What the task requires
Quote each line of the material verbatim, without the pictures.

Exercise inputs

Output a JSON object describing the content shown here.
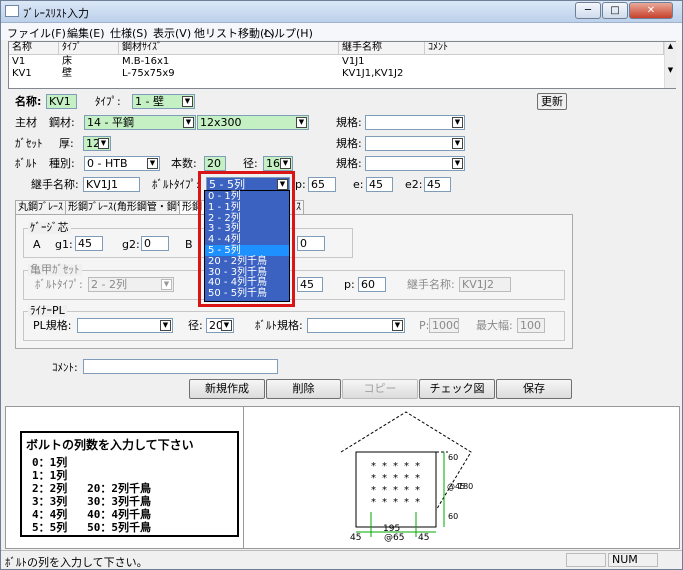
{
  "window": {
    "title": "ﾌﾞﾚｰｽﾘｽﾄ入力",
    "min": "─",
    "max": "□",
    "close": "✕"
  },
  "menu": [
    "ファイル(F)",
    "編集(E)",
    "仕様(S)",
    "表示(V)",
    "他リスト移動(L)",
    "ヘルプ(H)"
  ],
  "list": {
    "headers": [
      "名称",
      "ﾀｲﾌﾟ",
      "鋼材ｻｲｽﾞ",
      "継手名称",
      "ｺﾒﾝﾄ"
    ],
    "rows": [
      [
        "V1",
        "床",
        "M.B-16x1",
        "V1J1",
        ""
      ],
      [
        "KV1",
        "壁",
        "L-75x75x9",
        "KV1J1,KV1J2",
        ""
      ],
      [
        "",
        "",
        "",
        "",
        ""
      ]
    ]
  },
  "form": {
    "name_label": "名称:",
    "name_value": "KV1",
    "type_label": "ﾀｲﾌﾟ:",
    "type_value": "1 - 壁",
    "update_button": "更新",
    "main_label": "主材",
    "steel_label": "鋼材:",
    "steel_value": "14 - 平鋼",
    "steel_size": "12x300",
    "spec_label": "規格:",
    "gusset_label": "ｶﾞｾｯﾄ",
    "thick_label": "厚:",
    "thick_value": "12",
    "bolt_label": "ﾎﾞﾙﾄ",
    "kind_label": "種別:",
    "kind_value": "0 - HTB",
    "count_label": "本数:",
    "count_value": "20",
    "dia_label": "径:",
    "dia_value": "16",
    "joint_label": "継手名称:",
    "joint_value": "KV1J1",
    "bolt_type_label": "ﾎﾞﾙﾄﾀｲﾌﾟ:",
    "bolt_type_value": "5 - 5列",
    "p_label": "p:",
    "p_value": "65",
    "e_label": "e:",
    "e_value": "45",
    "e2_label": "e2:",
    "e2_value": "45"
  },
  "tabs": [
    "丸鋼ﾌﾞﾚｰｽ",
    "形鋼ﾌﾞﾚｰｽ(角形鋼管・鋼管)",
    "形鋼",
    "ｽ"
  ],
  "gauge": {
    "label": "ｹﾞｰｼﾞ芯",
    "a_label": "A",
    "g1_label": "g1:",
    "g1_value": "45",
    "g2_label": "g2:",
    "g2_value": "0",
    "b_label": "B",
    "right_value": "0"
  },
  "kikko": {
    "label": "亀甲ｶﾞｾｯﾄ",
    "bolt_type_label": "ﾎﾞﾙﾄﾀｲﾌﾟ:",
    "bolt_type_value": "2 - 2列",
    "v1": "45",
    "p_label": "p:",
    "p_value": "60",
    "joint_label": "継手名称:",
    "joint_value": "KV1J2"
  },
  "liner": {
    "label": "ﾗｲﾅｰPL",
    "spec_label": "PL規格:",
    "dia_label": "径:",
    "dia_value": "20",
    "bolt_spec_label": "ﾎﾞﾙﾄ規格:",
    "p_label": "P:",
    "p_value": "1000",
    "max_label": "最大幅:",
    "max_value": "100"
  },
  "comment_label": "ｺﾒﾝﾄ:",
  "buttons": {
    "new": "新規作成",
    "delete": "削除",
    "copy": "コピー",
    "check": "チェック図",
    "save": "保存"
  },
  "dropdown_options": [
    "0 - 1列",
    "1 - 1列",
    "2 - 2列",
    "3 - 3列",
    "4 - 4列",
    "5 - 5列",
    "20 - 2列千鳥",
    "30 - 3列千鳥",
    "40 - 4列千鳥",
    "50 - 5列千鳥"
  ],
  "dropdown_selected_index": 5,
  "help": {
    "title": "ボルトの列数を入力して下さい",
    "lines": [
      "0：1列",
      "1：1列",
      "2：2列   20：2列千鳥",
      "3：3列   30：3列千鳥",
      "4：4列   40：4列千鳥",
      "5：5列   50：5列千鳥"
    ]
  },
  "drawing": {
    "dims": [
      "195",
      "@65",
      "45",
      "45",
      "60",
      "@45",
      "180",
      "60"
    ]
  },
  "status": {
    "text": "ﾎﾞﾙﾄの列を入力して下さい。",
    "num": "NUM"
  }
}
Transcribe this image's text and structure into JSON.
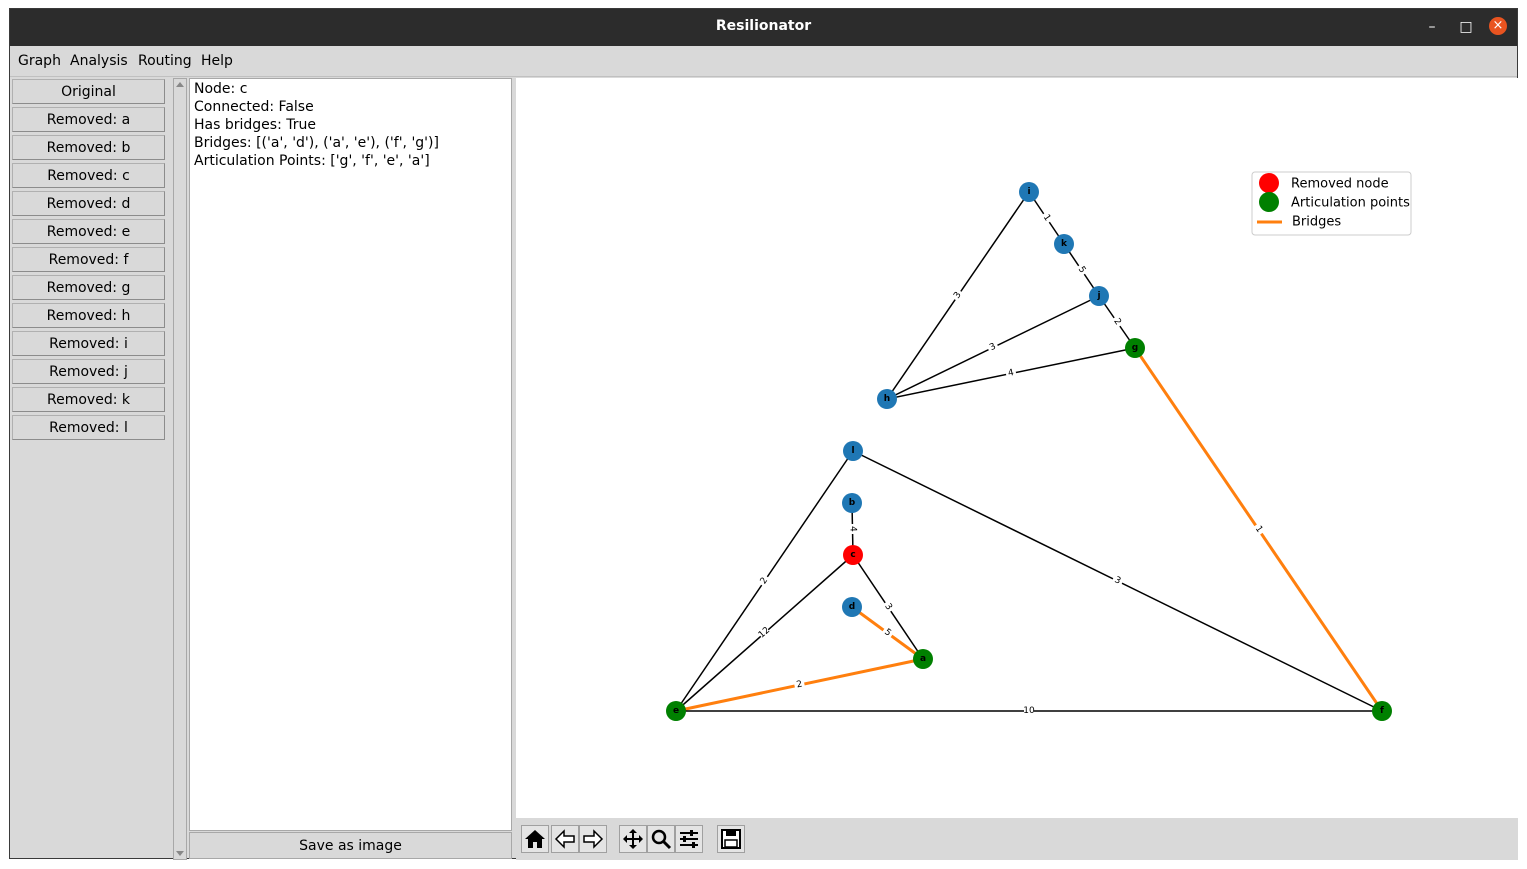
{
  "window": {
    "title": "Resilionator",
    "minimize_glyph": "–",
    "maximize_glyph": "□",
    "close_glyph": "×"
  },
  "menu": [
    "Graph",
    "Analysis",
    "Routing",
    "Help"
  ],
  "sidebar": {
    "buttons": [
      "Original",
      "Removed: a",
      "Removed: b",
      "Removed: c",
      "Removed: d",
      "Removed: e",
      "Removed: f",
      "Removed: g",
      "Removed: h",
      "Removed: i",
      "Removed: j",
      "Removed: k",
      "Removed: l"
    ]
  },
  "info": {
    "lines": [
      "Node: c",
      "Connected: False",
      "Has bridges: True",
      "Bridges: [('a', 'd'), ('a', 'e'), ('f', 'g')]",
      "Articulation Points: ['g', 'f', 'e', 'a']"
    ]
  },
  "save_button": "Save as image",
  "toolbar": {
    "tools": [
      "home-icon",
      "back-icon",
      "forward-icon",
      "pan-icon",
      "zoom-icon",
      "configure-subplots-icon",
      "save-icon"
    ]
  },
  "graph": {
    "colors": {
      "normal": "#1f77b4",
      "removed": "#ff0000",
      "articulation": "#008000",
      "bridge": "#ff7f0e",
      "edge": "#000000"
    },
    "legend": [
      {
        "label": "Removed node",
        "kind": "removed"
      },
      {
        "label": "Articulation points",
        "kind": "articulation"
      },
      {
        "label": "Bridges",
        "kind": "bridge"
      }
    ],
    "nodes": [
      {
        "id": "i",
        "status": "normal"
      },
      {
        "id": "k",
        "status": "normal"
      },
      {
        "id": "j",
        "status": "normal"
      },
      {
        "id": "g",
        "status": "articulation"
      },
      {
        "id": "h",
        "status": "normal"
      },
      {
        "id": "l",
        "status": "normal"
      },
      {
        "id": "b",
        "status": "normal"
      },
      {
        "id": "c",
        "status": "removed"
      },
      {
        "id": "d",
        "status": "normal"
      },
      {
        "id": "a",
        "status": "articulation"
      },
      {
        "id": "e",
        "status": "articulation"
      },
      {
        "id": "f",
        "status": "articulation"
      }
    ],
    "edges": [
      {
        "from": "i",
        "to": "k",
        "weight": "1",
        "bridge": false
      },
      {
        "from": "k",
        "to": "j",
        "weight": "5",
        "bridge": false
      },
      {
        "from": "j",
        "to": "g",
        "weight": "2",
        "bridge": false
      },
      {
        "from": "i",
        "to": "h",
        "weight": "3",
        "bridge": false
      },
      {
        "from": "h",
        "to": "j",
        "weight": "3",
        "bridge": false
      },
      {
        "from": "h",
        "to": "g",
        "weight": "4",
        "bridge": false
      },
      {
        "from": "g",
        "to": "f",
        "weight": "1",
        "bridge": true
      },
      {
        "from": "l",
        "to": "e",
        "weight": "2",
        "bridge": false
      },
      {
        "from": "l",
        "to": "f",
        "weight": "3",
        "bridge": false
      },
      {
        "from": "b",
        "to": "c",
        "weight": "4",
        "bridge": false
      },
      {
        "from": "c",
        "to": "e",
        "weight": "12",
        "bridge": false
      },
      {
        "from": "c",
        "to": "a",
        "weight": "3",
        "bridge": false
      },
      {
        "from": "d",
        "to": "a",
        "weight": "5",
        "bridge": true
      },
      {
        "from": "a",
        "to": "e",
        "weight": "2",
        "bridge": true
      },
      {
        "from": "e",
        "to": "f",
        "weight": "10",
        "bridge": false
      }
    ]
  }
}
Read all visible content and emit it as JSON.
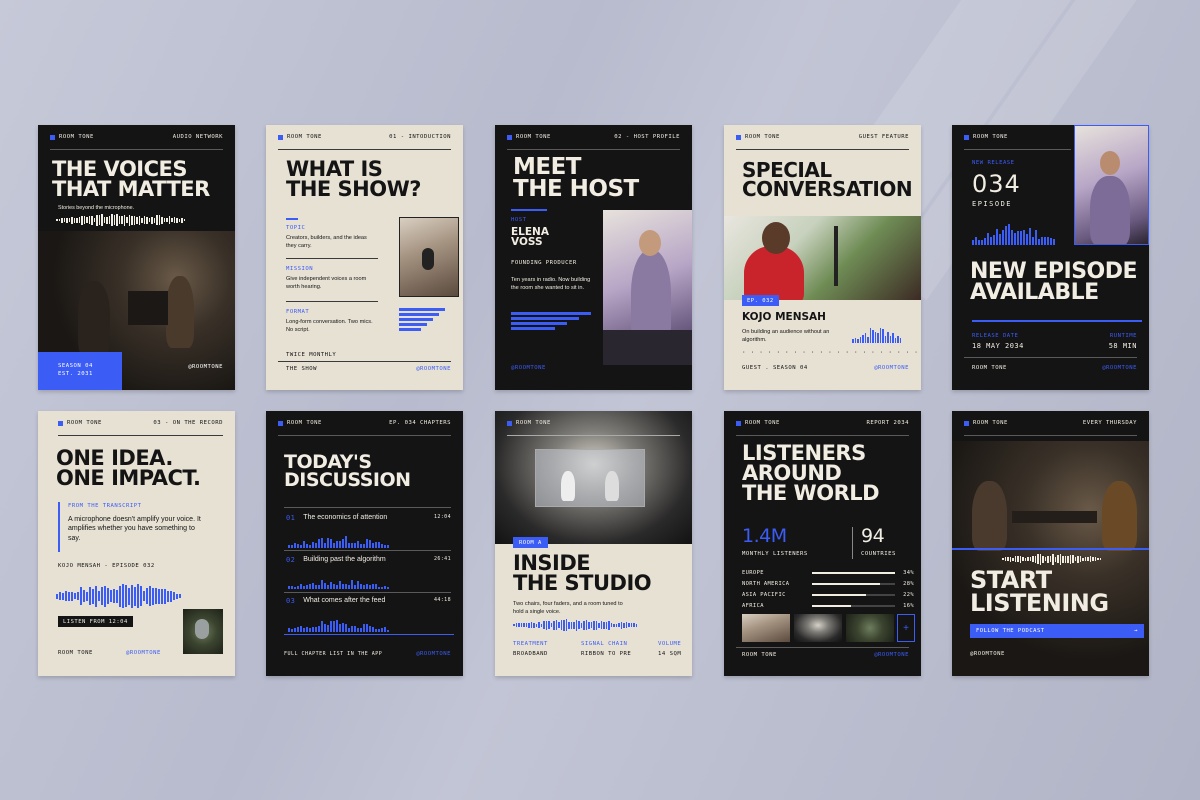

Solution for this task
Output a JSON object describing the content shown here.
{
  "window": {
    "title": "ﾌﾞﾚｰｽﾘｽﾄ入力",
    "min": "─",
    "max": "□",
    "close": "✕"
  },
  "menu": [
    "ファイル(F)",
    "編集(E)",
    "仕様(S)",
    "表示(V)",
    "他リスト移動(L)",
    "ヘルプ(H)"
  ],
  "list": {
    "headers": [
      "名称",
      "ﾀｲﾌﾟ",
      "鋼材ｻｲｽﾞ",
      "継手名称",
      "ｺﾒﾝﾄ"
    ],
    "rows": [
      [
        "V1",
        "床",
        "M.B-16x1",
        "V1J1",
        ""
      ],
      [
        "KV1",
        "壁",
        "L-75x75x9",
        "KV1J1,KV1J2",
        ""
      ],
      [
        "",
        "",
        "",
        "",
        ""
      ]
    ]
  },
  "form": {
    "name_label": "名称:",
    "name_value": "KV1",
    "type_label": "ﾀｲﾌﾟ:",
    "type_value": "1 - 壁",
    "update_button": "更新",
    "main_label": "主材",
    "steel_label": "鋼材:",
    "steel_value": "14 - 平鋼",
    "steel_size": "12x300",
    "spec_label": "規格:",
    "gusset_label": "ｶﾞｾｯﾄ",
    "thick_label": "厚:",
    "thick_value": "12",
    "bolt_label": "ﾎﾞﾙﾄ",
    "kind_label": "種別:",
    "kind_value": "0 - HTB",
    "count_label": "本数:",
    "count_value": "20",
    "dia_label": "径:",
    "dia_value": "16",
    "joint_label": "継手名称:",
    "joint_value": "KV1J1",
    "bolt_type_label": "ﾎﾞﾙﾄﾀｲﾌﾟ:",
    "bolt_type_value": "5 - 5列",
    "p_label": "p:",
    "p_value": "65",
    "e_label": "e:",
    "e_value": "45",
    "e2_label": "e2:",
    "e2_value": "45"
  },
  "tabs": [
    "丸鋼ﾌﾞﾚｰｽ",
    "形鋼ﾌﾞﾚｰｽ(角形鋼管・鋼管)",
    "形鋼",
    "ｽ"
  ],
  "gauge": {
    "label": "ｹﾞｰｼﾞ芯",
    "a_label": "A",
    "g1_label": "g1:",
    "g1_value": "45",
    "g2_label": "g2:",
    "g2_value": "0",
    "b_label": "B",
    "right_value": "0"
  },
  "kikko": {
    "label": "亀甲ｶﾞｾｯﾄ",
    "bolt_type_label": "ﾎﾞﾙﾄﾀｲﾌﾟ:",
    "bolt_type_value": "2 - 2列",
    "v1": "45",
    "p_label": "p:",
    "p_value": "60",
    "joint_label": "継手名称:",
    "joint_value": "KV1J2"
  },
  "liner": {
    "label": "ﾗｲﾅｰPL",
    "spec_label": "PL規格:",
    "dia_label": "径:",
    "dia_value": "20",
    "bolt_spec_label": "ﾎﾞﾙﾄ規格:",
    "p_label": "P:",
    "p_value": "1000",
    "max_label": "最大幅:",
    "max_value": "100"
  },
  "comment_label": "ｺﾒﾝﾄ:",
  "buttons": {
    "new": "新規作成",
    "delete": "削除",
    "copy": "コピー",
    "check": "チェック図",
    "save": "保存"
  },
  "dropdown_options": [
    "0 - 1列",
    "1 - 1列",
    "2 - 2列",
    "3 - 3列",
    "4 - 4列",
    "5 - 5列",
    "20 - 2列千鳥",
    "30 - 3列千鳥",
    "40 - 4列千鳥",
    "50 - 5列千鳥"
  ],
  "dropdown_selected_index": 5,
  "help": {
    "title": "ボルトの列数を入力して下さい",
    "lines": [
      "0：1列",
      "1：1列",
      "2：2列   20：2列千鳥",
      "3：3列   30：3列千鳥",
      "4：4列   40：4列千鳥",
      "5：5列   50：5列千鳥"
    ]
  },
  "drawing": {
    "dims": [
      "195",
      "@65",
      "45",
      "45",
      "60",
      "@45",
      "180",
      "60"
    ]
  },
  "status": {
    "text": "ﾎﾞﾙﾄの列を入力して下さい。",
    "num": "NUM"
  }
}
Transcribe this image's text and structure into JSON.
{
  "window": {
    "title": "Resilionator",
    "minimize_glyph": "–",
    "maximize_glyph": "□",
    "close_glyph": "×"
  },
  "menu": [
    "Graph",
    "Analysis",
    "Routing",
    "Help"
  ],
  "sidebar": {
    "buttons": [
      "Original",
      "Removed: a",
      "Removed: b",
      "Removed: c",
      "Removed: d",
      "Removed: e",
      "Removed: f",
      "Removed: g",
      "Removed: h",
      "Removed: i",
      "Removed: j",
      "Removed: k",
      "Removed: l"
    ]
  },
  "info": {
    "lines": [
      "Node: c",
      "Connected: False",
      "Has bridges: True",
      "Bridges: [('a', 'd'), ('a', 'e'), ('f', 'g')]",
      "Articulation Points: ['g', 'f', 'e', 'a']"
    ]
  },
  "save_button": "Save as image",
  "toolbar": {
    "tools": [
      "home-icon",
      "back-icon",
      "forward-icon",
      "pan-icon",
      "zoom-icon",
      "configure-subplots-icon",
      "save-icon"
    ]
  },
  "graph": {
    "colors": {
      "normal": "#1f77b4",
      "removed": "#ff0000",
      "articulation": "#008000",
      "bridge": "#ff7f0e",
      "edge": "#000000"
    },
    "legend": [
      {
        "label": "Removed node",
        "kind": "removed"
      },
      {
        "label": "Articulation points",
        "kind": "articulation"
      },
      {
        "label": "Bridges",
        "kind": "bridge"
      }
    ],
    "nodes": [
      {
        "id": "i",
        "status": "normal"
      },
      {
        "id": "k",
        "status": "normal"
      },
      {
        "id": "j",
        "status": "normal"
      },
      {
        "id": "g",
        "status": "articulation"
      },
      {
        "id": "h",
        "status": "normal"
      },
      {
        "id": "l",
        "status": "normal"
      },
      {
        "id": "b",
        "status": "normal"
      },
      {
        "id": "c",
        "status": "removed"
      },
      {
        "id": "d",
        "status": "normal"
      },
      {
        "id": "a",
        "status": "articulation"
      },
      {
        "id": "e",
        "status": "articulation"
      },
      {
        "id": "f",
        "status": "articulation"
      }
    ],
    "edges": [
      {
        "from": "i",
        "to": "k",
        "weight": "1",
        "bridge": false
      },
      {
        "from": "k",
        "to": "j",
        "weight": "5",
        "bridge": false
      },
      {
        "from": "j",
        "to": "g",
        "weight": "2",
        "bridge": false
      },
      {
        "from": "i",
        "to": "h",
        "weight": "3",
        "bridge": false
      },
      {
        "from": "h",
        "to": "j",
        "weight": "3",
        "bridge": false
      },
      {
        "from": "h",
        "to": "g",
        "weight": "4",
        "bridge": false
      },
      {
        "from": "g",
        "to": "f",
        "weight": "1",
        "bridge": true
      },
      {
        "from": "l",
        "to": "e",
        "weight": "2",
        "bridge": false
      },
      {
        "from": "l",
        "to": "f",
        "weight": "3",
        "bridge": false
      },
      {
        "from": "b",
        "to": "c",
        "weight": "4",
        "bridge": false
      },
      {
        "from": "c",
        "to": "e",
        "weight": "12",
        "bridge": false
      },
      {
        "from": "c",
        "to": "a",
        "weight": "3",
        "bridge": false
      },
      {
        "from": "d",
        "to": "a",
        "weight": "5",
        "bridge": true
      },
      {
        "from": "a",
        "to": "e",
        "weight": "2",
        "bridge": true
      },
      {
        "from": "e",
        "to": "f",
        "weight": "10",
        "bridge": false
      }
    ]
  }
}
Read all visible content and emit it as JSON.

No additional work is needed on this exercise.